# [TESTO DA LEGGERE]
◇ ◇ ◇ ◇ ◇ ◇ ◇

Roma e il ballottaggio Michetti-Gualtieri. Alla ricerca del programma perduto: Trasporti

di Redazione Commenta

Roma: la città più congestionata d’Italia, che fa perdere alle persone ore e ore di vita nel traffico.

Mezzi pochi e mal tenuti, binari logorati e «risolti» dall’amministrazione Raggi con la riduzione della velocità, tempi di attesa lunghissimi e, beninteso, sovraffollamento: un colpo di genio in tempi di pandemia, perché per i luoghi al chiuso – molti dei quali ancora a capienza limitata – serve il green pass ma spostarsi ogni giorno stipati come sardine evidentemente va benissimo.

Neanche la cosiddetta organizzazione aiuta, laddove i diversi responsabili, gestori, programmatori e controllori si telefonano molto poco: “è la burocrazia, bellezza”, in una città con una rete stradale di circa 6mila km – la più vasta d’Europa.

Vediamo dunque cosa i romani si possono aspettare dai due candidati a Sindaco – Enrico Michetti per il centrodestra e Roberto Gualtieri per il centrosinistra.

Per il Tribuno, tra i punti più importanti ci sono il rilancio dell’Agenzia del Trasporto Autoferrotranviario del Comune ATAC, da mantenere pubblica, la chiusura dell’anello ferroviario e diversi prolungamenti delle linee metropolitane. A prima lettura, tutto bene – peccato che “rilancio” sia parola vaga e che il programma non spieghi molto né i fondi o i tempi per tutti questi lavori, né la visione e il metodo per risolvere i problemi. Quello che, a cercare nelle ben 120 pagine di programma, è invece chiaro è che il candidato propone il ritorno del bigliettaio “come assistente di bordo e garante dell’ordine” – sempre che riesca a salirci, sui pochi e sovraffollati mezzi romani. Certo: una prospettiva di circa 6mila posti di lavoro in più, ma anche tanti costi in più, che dovrebbero aggirarsi intorno ai 250 milioni. Per non parlare del fatto che, per fare da “assistente di bordo”, ogni bigliettaio dovrebbe parlare almeno l’Inglese – almeno, se si vuol pensare alla ripresa del turismo, al Giubileo 2025 o all’Expo 2030 – e tutto questo senza ancora aver sfiorato i problemi del trasporto in Città.

◇ ◇ ◇ ◇ ◇ ◇ ◇

Rispondi a queste domande sull'articolo dedicato ai trasporti a Roma:
(a) Quanto misura all'incirca la rete stradale della città?
(b) Chi è il candidato sindaco del centrosinistra?
(c) A quanto dovrebbero aggirarsi i costi aggiuntivi del ritorno del bigliettaio?
Le voci riportate di seguito provengono da un'altra fonte.

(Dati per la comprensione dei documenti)
◇ ◇ ◇ ◇ ◇ ◇ ◇

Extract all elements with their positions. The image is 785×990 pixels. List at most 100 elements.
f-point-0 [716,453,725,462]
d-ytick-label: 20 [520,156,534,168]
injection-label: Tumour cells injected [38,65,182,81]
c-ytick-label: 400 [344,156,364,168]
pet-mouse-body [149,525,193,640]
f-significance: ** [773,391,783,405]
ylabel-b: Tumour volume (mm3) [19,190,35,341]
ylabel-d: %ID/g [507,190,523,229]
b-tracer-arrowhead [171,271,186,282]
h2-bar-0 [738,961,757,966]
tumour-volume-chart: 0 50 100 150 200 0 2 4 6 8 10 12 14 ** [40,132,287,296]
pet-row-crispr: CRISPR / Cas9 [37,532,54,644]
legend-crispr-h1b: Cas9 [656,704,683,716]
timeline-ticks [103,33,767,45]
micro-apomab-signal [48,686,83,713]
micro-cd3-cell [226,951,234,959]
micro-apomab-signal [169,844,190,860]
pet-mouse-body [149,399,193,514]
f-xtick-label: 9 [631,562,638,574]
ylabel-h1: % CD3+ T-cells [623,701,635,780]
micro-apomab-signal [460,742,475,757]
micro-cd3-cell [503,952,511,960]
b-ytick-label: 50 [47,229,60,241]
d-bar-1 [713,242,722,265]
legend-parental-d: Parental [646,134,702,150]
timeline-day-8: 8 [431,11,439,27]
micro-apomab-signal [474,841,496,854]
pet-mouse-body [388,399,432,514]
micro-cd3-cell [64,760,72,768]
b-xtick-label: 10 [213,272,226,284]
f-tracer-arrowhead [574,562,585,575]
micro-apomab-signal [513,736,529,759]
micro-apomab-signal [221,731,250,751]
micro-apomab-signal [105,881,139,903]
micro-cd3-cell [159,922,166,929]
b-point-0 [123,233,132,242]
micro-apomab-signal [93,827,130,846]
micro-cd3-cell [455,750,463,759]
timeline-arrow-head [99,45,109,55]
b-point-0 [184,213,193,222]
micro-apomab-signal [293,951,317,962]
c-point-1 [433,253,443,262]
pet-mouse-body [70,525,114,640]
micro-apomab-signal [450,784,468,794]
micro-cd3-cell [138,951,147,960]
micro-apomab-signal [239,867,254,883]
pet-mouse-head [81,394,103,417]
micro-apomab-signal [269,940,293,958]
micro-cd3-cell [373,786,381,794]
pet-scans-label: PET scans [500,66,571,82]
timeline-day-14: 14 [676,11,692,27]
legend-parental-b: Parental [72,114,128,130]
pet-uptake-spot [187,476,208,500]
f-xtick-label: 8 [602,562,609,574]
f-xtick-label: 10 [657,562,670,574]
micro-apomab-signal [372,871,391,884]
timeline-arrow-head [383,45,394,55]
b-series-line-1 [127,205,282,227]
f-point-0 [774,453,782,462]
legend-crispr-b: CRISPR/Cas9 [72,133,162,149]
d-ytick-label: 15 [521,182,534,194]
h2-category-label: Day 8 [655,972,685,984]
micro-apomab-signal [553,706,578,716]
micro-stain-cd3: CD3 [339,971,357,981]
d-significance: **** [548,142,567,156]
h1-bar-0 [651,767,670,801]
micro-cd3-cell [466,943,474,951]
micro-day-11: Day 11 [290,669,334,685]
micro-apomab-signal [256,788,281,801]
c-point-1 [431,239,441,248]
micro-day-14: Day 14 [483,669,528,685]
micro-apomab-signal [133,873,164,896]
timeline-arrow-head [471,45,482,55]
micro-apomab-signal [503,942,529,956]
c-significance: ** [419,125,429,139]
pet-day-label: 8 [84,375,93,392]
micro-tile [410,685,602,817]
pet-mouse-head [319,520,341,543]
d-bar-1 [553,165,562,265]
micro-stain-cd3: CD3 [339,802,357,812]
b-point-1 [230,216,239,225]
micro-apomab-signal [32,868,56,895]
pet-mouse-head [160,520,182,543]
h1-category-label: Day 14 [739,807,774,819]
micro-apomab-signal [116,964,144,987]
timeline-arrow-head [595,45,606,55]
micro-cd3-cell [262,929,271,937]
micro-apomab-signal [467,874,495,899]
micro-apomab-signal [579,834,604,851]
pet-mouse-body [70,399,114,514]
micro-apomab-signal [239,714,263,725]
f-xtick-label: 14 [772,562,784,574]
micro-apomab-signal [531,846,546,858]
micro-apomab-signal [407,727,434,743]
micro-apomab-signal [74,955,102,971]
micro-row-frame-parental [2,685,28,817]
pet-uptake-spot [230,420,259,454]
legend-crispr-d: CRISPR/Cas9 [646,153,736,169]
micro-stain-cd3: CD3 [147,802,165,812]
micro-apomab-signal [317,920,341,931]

◇ ◇ ◇ ◇ ◇ ◇ ◇

# [RISULTATO DEL COMPITO]
(a) Circa 6mila km.
(b) Roberto Gualtieri.
(c) Intorno ai 250 milioni.